→ **What this task involves**
Can you copy out the records word for word, from the first line through the line containing "refutation-move[interactable]: ♘f6= xyxy=(125,393,163,408)", with both of those lines included?

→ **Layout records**
------------------------------------------------------------------------
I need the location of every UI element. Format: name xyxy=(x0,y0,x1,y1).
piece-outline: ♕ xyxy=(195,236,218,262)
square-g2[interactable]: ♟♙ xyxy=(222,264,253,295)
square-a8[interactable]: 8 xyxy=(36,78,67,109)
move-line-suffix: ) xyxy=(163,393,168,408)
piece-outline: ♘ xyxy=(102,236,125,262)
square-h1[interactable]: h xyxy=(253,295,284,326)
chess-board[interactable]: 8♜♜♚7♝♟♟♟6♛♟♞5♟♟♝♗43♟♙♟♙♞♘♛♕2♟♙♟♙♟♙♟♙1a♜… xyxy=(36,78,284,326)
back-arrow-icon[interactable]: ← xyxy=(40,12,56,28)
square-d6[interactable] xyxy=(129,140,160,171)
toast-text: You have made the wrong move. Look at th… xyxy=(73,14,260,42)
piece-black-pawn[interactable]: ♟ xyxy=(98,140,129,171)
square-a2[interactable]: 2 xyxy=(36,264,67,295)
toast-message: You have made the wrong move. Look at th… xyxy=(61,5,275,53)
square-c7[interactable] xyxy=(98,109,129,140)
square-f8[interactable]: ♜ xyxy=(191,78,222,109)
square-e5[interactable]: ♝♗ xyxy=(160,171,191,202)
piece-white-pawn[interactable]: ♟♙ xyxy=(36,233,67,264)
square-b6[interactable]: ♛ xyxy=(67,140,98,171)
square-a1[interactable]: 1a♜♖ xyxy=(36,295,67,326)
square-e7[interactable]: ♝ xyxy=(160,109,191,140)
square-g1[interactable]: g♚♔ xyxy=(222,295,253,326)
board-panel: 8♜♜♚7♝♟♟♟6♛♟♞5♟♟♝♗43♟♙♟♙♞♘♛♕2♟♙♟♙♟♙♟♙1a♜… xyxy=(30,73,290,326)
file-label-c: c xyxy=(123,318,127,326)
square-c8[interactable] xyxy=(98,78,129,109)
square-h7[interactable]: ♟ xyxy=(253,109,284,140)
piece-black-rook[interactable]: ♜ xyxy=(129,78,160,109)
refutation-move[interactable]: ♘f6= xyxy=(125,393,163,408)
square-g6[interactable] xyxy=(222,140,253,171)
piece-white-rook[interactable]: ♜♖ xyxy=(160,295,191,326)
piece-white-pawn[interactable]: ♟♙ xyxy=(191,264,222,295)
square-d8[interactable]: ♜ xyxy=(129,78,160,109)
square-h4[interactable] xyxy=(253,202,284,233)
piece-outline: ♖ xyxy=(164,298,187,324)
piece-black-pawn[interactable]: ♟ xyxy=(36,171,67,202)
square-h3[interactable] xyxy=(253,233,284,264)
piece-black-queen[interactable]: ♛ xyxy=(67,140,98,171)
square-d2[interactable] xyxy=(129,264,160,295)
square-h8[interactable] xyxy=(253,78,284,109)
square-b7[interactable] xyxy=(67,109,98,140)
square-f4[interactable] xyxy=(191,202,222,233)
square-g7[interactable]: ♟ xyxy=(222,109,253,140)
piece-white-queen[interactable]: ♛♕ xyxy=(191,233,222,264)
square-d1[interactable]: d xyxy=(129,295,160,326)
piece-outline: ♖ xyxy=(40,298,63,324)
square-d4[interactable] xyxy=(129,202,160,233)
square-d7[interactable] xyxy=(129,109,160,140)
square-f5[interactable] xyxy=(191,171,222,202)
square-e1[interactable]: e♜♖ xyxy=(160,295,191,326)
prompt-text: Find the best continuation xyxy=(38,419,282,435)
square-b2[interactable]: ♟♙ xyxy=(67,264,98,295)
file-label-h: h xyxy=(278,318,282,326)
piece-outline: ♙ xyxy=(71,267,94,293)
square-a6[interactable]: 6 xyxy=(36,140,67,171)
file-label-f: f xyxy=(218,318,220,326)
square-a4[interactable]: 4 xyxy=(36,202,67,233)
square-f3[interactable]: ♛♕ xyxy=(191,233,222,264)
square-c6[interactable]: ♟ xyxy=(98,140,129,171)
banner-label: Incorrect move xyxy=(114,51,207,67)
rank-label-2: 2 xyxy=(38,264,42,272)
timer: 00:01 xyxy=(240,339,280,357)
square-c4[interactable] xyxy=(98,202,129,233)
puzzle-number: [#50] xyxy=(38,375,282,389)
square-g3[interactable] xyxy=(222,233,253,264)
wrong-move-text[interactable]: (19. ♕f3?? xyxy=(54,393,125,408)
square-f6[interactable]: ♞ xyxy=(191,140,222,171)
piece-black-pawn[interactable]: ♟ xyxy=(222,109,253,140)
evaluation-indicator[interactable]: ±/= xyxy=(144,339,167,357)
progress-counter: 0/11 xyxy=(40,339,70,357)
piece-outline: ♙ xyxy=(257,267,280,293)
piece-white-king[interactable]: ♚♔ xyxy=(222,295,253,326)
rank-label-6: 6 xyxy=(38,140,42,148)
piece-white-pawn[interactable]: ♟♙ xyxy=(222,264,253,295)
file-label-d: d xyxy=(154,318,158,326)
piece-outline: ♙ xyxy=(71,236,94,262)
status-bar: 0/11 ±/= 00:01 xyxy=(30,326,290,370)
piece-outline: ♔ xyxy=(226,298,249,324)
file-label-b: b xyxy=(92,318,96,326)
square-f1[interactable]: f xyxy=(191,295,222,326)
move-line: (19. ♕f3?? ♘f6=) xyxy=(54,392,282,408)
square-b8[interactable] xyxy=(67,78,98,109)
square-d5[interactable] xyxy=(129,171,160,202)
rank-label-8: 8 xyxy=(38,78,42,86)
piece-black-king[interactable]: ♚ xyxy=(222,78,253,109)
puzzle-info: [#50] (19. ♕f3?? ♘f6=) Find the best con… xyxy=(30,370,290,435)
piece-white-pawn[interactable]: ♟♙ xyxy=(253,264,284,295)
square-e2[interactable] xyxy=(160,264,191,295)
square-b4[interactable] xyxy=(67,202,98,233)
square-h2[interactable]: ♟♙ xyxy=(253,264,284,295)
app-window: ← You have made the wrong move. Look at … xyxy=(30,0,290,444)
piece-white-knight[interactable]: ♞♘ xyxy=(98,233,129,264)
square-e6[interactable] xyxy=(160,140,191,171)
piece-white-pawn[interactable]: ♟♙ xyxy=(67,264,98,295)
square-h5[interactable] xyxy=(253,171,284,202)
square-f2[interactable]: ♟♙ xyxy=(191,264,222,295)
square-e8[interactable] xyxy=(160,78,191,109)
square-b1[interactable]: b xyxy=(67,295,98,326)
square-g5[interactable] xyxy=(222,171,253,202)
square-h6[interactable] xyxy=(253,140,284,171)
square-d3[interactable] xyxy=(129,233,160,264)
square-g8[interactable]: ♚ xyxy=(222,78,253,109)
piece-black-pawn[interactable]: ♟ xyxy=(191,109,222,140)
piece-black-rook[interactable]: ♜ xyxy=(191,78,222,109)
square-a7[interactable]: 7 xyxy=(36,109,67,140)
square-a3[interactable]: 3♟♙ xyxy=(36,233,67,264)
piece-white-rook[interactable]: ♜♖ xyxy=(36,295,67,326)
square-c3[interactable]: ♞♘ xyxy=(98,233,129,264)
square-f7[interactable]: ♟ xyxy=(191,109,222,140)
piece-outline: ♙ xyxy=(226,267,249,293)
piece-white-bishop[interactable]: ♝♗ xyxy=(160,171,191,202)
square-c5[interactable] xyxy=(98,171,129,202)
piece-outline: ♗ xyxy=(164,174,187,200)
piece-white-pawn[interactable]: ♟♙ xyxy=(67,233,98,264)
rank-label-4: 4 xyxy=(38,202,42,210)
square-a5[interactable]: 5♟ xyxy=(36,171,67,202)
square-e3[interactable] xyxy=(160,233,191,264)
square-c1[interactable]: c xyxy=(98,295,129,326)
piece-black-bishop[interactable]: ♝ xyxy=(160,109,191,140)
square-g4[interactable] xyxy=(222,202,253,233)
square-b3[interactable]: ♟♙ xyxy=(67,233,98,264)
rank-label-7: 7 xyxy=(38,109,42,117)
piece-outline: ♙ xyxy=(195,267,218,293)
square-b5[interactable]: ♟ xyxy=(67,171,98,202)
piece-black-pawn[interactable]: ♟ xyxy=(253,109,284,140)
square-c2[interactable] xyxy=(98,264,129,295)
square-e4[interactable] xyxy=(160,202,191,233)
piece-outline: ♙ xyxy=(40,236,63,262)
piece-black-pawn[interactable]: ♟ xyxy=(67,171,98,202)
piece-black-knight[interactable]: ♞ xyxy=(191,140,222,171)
------------------------------------------------------------------------
→ **Complete answer**
I need the location of every UI element. Format: name xyxy=(x0,y0,x1,y1).
piece-outline: ♕ xyxy=(195,236,218,262)
square-g2[interactable]: ♟♙ xyxy=(222,264,253,295)
square-a8[interactable]: 8 xyxy=(36,78,67,109)
move-line-suffix: ) xyxy=(163,393,168,408)
piece-outline: ♘ xyxy=(102,236,125,262)
square-h1[interactable]: h xyxy=(253,295,284,326)
chess-board[interactable]: 8♜♜♚7♝♟♟♟6♛♟♞5♟♟♝♗43♟♙♟♙♞♘♛♕2♟♙♟♙♟♙♟♙1a♜… xyxy=(36,78,284,326)
back-arrow-icon[interactable]: ← xyxy=(40,12,56,28)
square-d6[interactable] xyxy=(129,140,160,171)
toast-text: You have made the wrong move. Look at th… xyxy=(73,14,260,42)
piece-black-pawn[interactable]: ♟ xyxy=(98,140,129,171)
square-a2[interactable]: 2 xyxy=(36,264,67,295)
toast-message: You have made the wrong move. Look at th… xyxy=(61,5,275,53)
square-c7[interactable] xyxy=(98,109,129,140)
square-f8[interactable]: ♜ xyxy=(191,78,222,109)
square-e5[interactable]: ♝♗ xyxy=(160,171,191,202)
piece-white-pawn[interactable]: ♟♙ xyxy=(36,233,67,264)
square-b6[interactable]: ♛ xyxy=(67,140,98,171)
square-a1[interactable]: 1a♜♖ xyxy=(36,295,67,326)
square-e7[interactable]: ♝ xyxy=(160,109,191,140)
square-g1[interactable]: g♚♔ xyxy=(222,295,253,326)
board-panel: 8♜♜♚7♝♟♟♟6♛♟♞5♟♟♝♗43♟♙♟♙♞♘♛♕2♟♙♟♙♟♙♟♙1a♜… xyxy=(30,73,290,326)
file-label-c: c xyxy=(123,318,127,326)
square-c8[interactable] xyxy=(98,78,129,109)
square-h7[interactable]: ♟ xyxy=(253,109,284,140)
piece-black-rook[interactable]: ♜ xyxy=(129,78,160,109)
refutation-move[interactable]: ♘f6= xyxy=(125,393,163,408)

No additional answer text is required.